▸ **TASK DESCRIPTION**: The records underneath are to be repeated exactly, with the pictures left out.
/---
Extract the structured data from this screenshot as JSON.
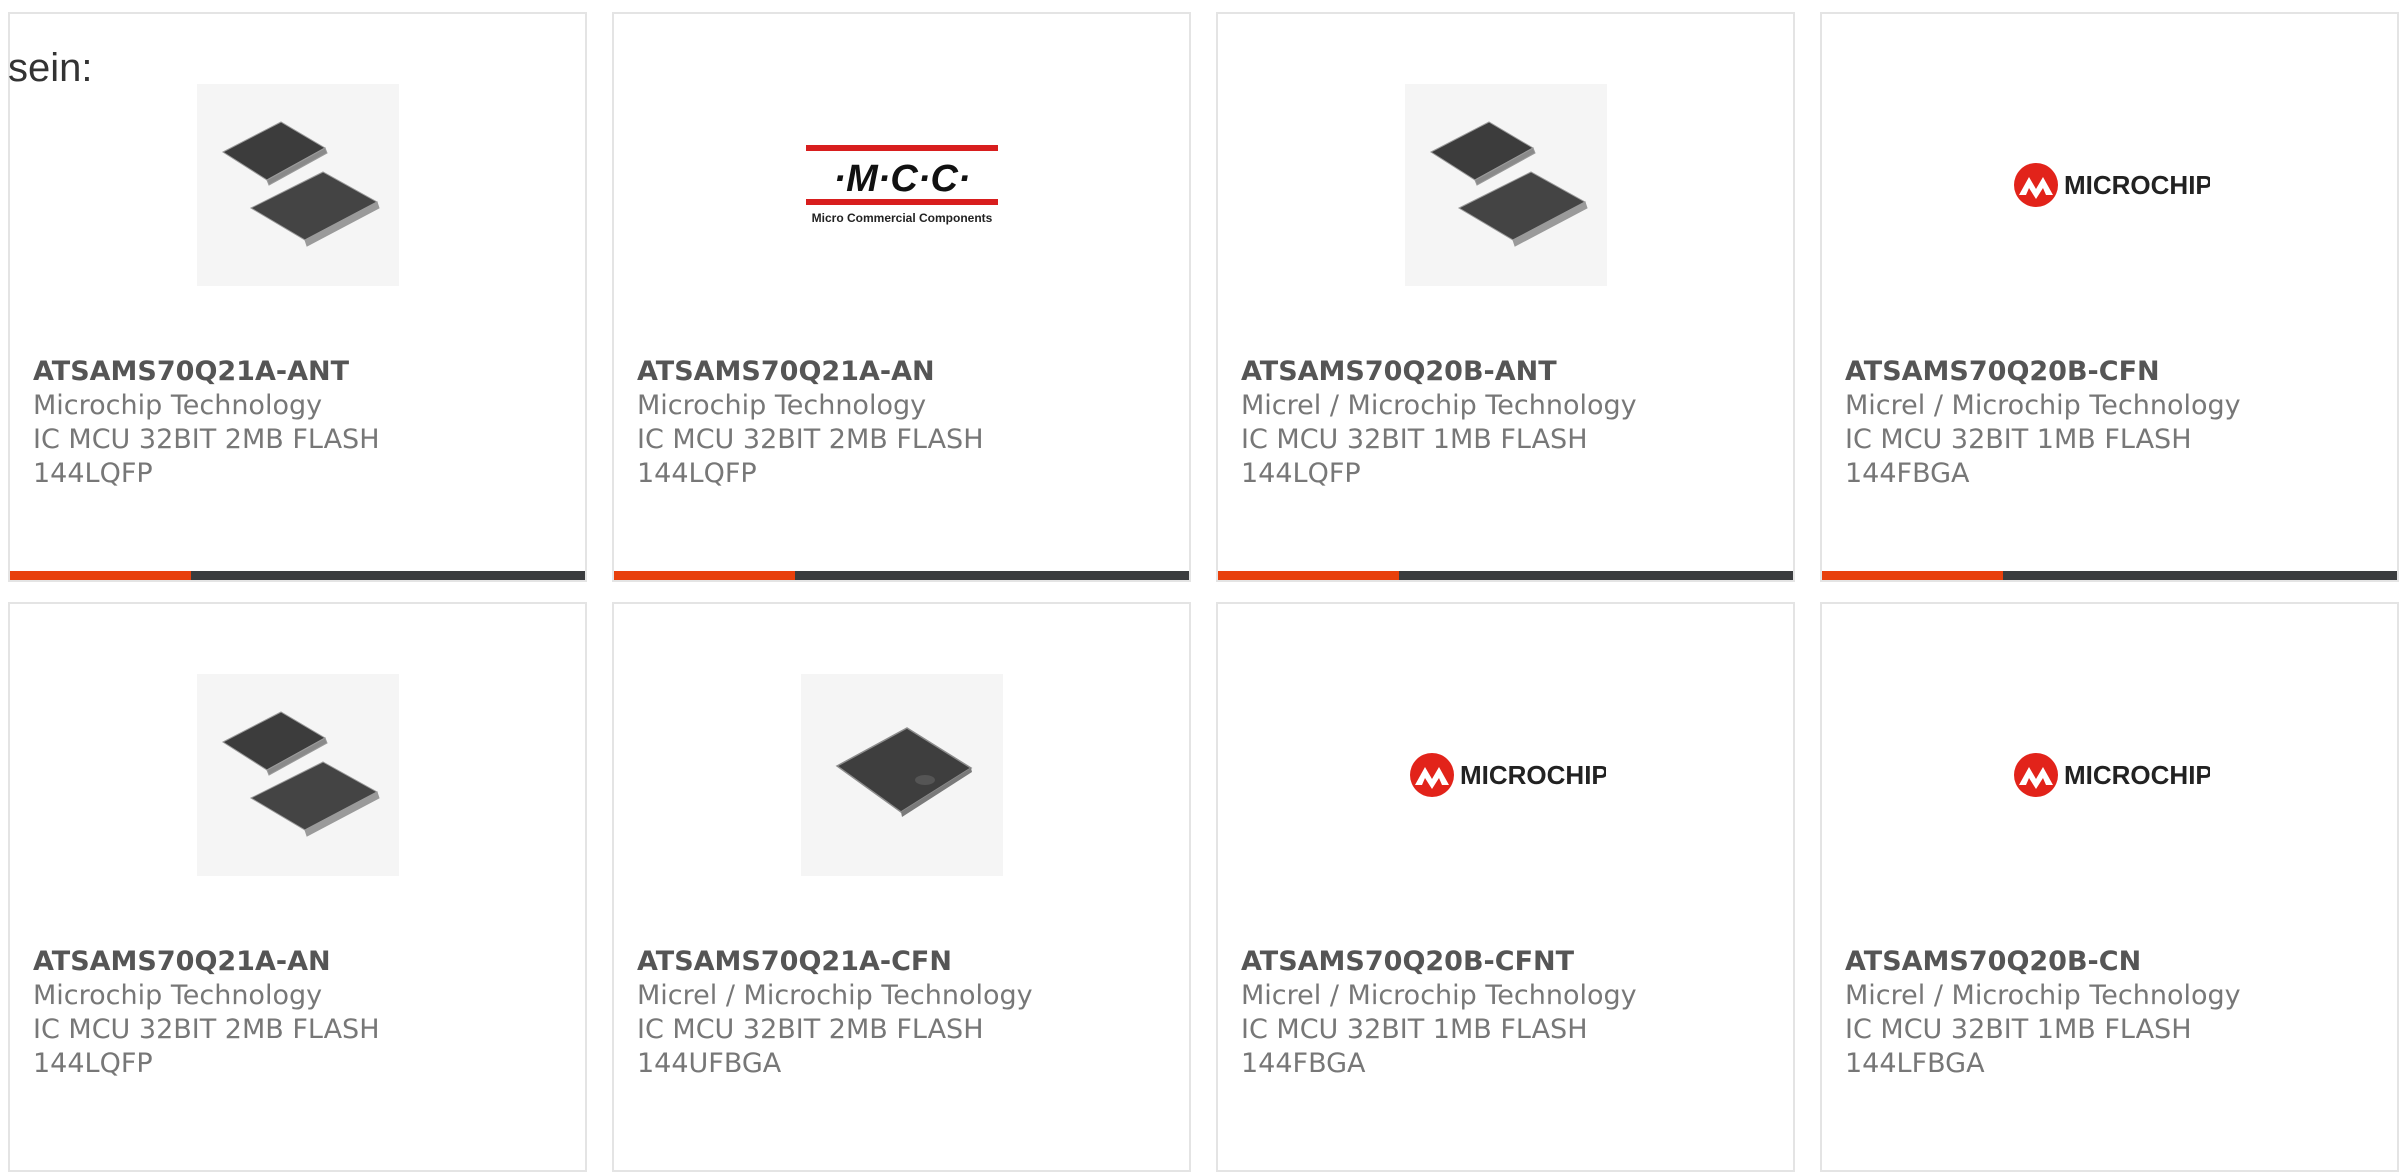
{
  "intro": "sein:",
  "colors": {
    "accent": "#e8400c",
    "bar": "#3a3c3e",
    "border": "#e4e4e4",
    "mcc_red": "#d81e1e",
    "microchip_red": "#e2231a"
  },
  "logos": {
    "mcc_mark": "·M·C·C·",
    "mcc_sub": "Micro Commercial Components",
    "microchip": "MICROCHIP"
  },
  "products": [
    {
      "part_number": "ATSAMS70Q21A-ANT",
      "manufacturer": "Microchip Technology",
      "description_line1": "IC MCU 32BIT 2MB FLASH",
      "description_line2": "144LQFP",
      "image": "lqfp-chip-photo"
    },
    {
      "part_number": "ATSAMS70Q21A-AN",
      "manufacturer": "Microchip Technology",
      "description_line1": "IC MCU 32BIT 2MB FLASH",
      "description_line2": "144LQFP",
      "image": "mcc-logo"
    },
    {
      "part_number": "ATSAMS70Q20B-ANT",
      "manufacturer": "Micrel / Microchip Technology",
      "description_line1": "IC MCU 32BIT 1MB FLASH",
      "description_line2": "144LQFP",
      "image": "lqfp-chip-photo"
    },
    {
      "part_number": "ATSAMS70Q20B-CFN",
      "manufacturer": "Micrel / Microchip Technology",
      "description_line1": "IC MCU 32BIT 1MB FLASH",
      "description_line2": "144FBGA",
      "image": "microchip-logo"
    },
    {
      "part_number": "ATSAMS70Q21A-AN",
      "manufacturer": "Microchip Technology",
      "description_line1": "IC MCU 32BIT 2MB FLASH",
      "description_line2": "144LQFP",
      "image": "lqfp-chip-photo"
    },
    {
      "part_number": "ATSAMS70Q21A-CFN",
      "manufacturer": "Micrel / Microchip Technology",
      "description_line1": "IC MCU 32BIT 2MB FLASH",
      "description_line2": "144UFBGA",
      "image": "bga-chip-photo"
    },
    {
      "part_number": "ATSAMS70Q20B-CFNT",
      "manufacturer": "Micrel / Microchip Technology",
      "description_line1": "IC MCU 32BIT 1MB FLASH",
      "description_line2": "144FBGA",
      "image": "microchip-logo"
    },
    {
      "part_number": "ATSAMS70Q20B-CN",
      "manufacturer": "Micrel / Microchip Technology",
      "description_line1": "IC MCU 32BIT 1MB FLASH",
      "description_line2": "144LFBGA",
      "image": "microchip-logo"
    }
  ]
}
\---
▸ **EXERCISE RESPONSE**:
Extract the structured data from this screenshot as JSON.
{
  "intro": "sein:",
  "colors": {
    "accent": "#e8400c",
    "bar": "#3a3c3e",
    "border": "#e4e4e4",
    "mcc_red": "#d81e1e",
    "microchip_red": "#e2231a"
  },
  "logos": {
    "mcc_mark": "·M·C·C·",
    "mcc_sub": "Micro Commercial Components",
    "microchip": "MICROCHIP"
  },
  "products": [
    {
      "part_number": "ATSAMS70Q21A-ANT",
      "manufacturer": "Microchip Technology",
      "description_line1": "IC MCU 32BIT 2MB FLASH",
      "description_line2": "144LQFP",
      "image": "lqfp-chip-photo"
    },
    {
      "part_number": "ATSAMS70Q21A-AN",
      "manufacturer": "Microchip Technology",
      "description_line1": "IC MCU 32BIT 2MB FLASH",
      "description_line2": "144LQFP",
      "image": "mcc-logo"
    },
    {
      "part_number": "ATSAMS70Q20B-ANT",
      "manufacturer": "Micrel / Microchip Technology",
      "description_line1": "IC MCU 32BIT 1MB FLASH",
      "description_line2": "144LQFP",
      "image": "lqfp-chip-photo"
    },
    {
      "part_number": "ATSAMS70Q20B-CFN",
      "manufacturer": "Micrel / Microchip Technology",
      "description_line1": "IC MCU 32BIT 1MB FLASH",
      "description_line2": "144FBGA",
      "image": "microchip-logo"
    },
    {
      "part_number": "ATSAMS70Q21A-AN",
      "manufacturer": "Microchip Technology",
      "description_line1": "IC MCU 32BIT 2MB FLASH",
      "description_line2": "144LQFP",
      "image": "lqfp-chip-photo"
    },
    {
      "part_number": "ATSAMS70Q21A-CFN",
      "manufacturer": "Micrel / Microchip Technology",
      "description_line1": "IC MCU 32BIT 2MB FLASH",
      "description_line2": "144UFBGA",
      "image": "bga-chip-photo"
    },
    {
      "part_number": "ATSAMS70Q20B-CFNT",
      "manufacturer": "Micrel / Microchip Technology",
      "description_line1": "IC MCU 32BIT 1MB FLASH",
      "description_line2": "144FBGA",
      "image": "microchip-logo"
    },
    {
      "part_number": "ATSAMS70Q20B-CN",
      "manufacturer": "Micrel / Microchip Technology",
      "description_line1": "IC MCU 32BIT 1MB FLASH",
      "description_line2": "144LFBGA",
      "image": "microchip-logo"
    }
  ]
}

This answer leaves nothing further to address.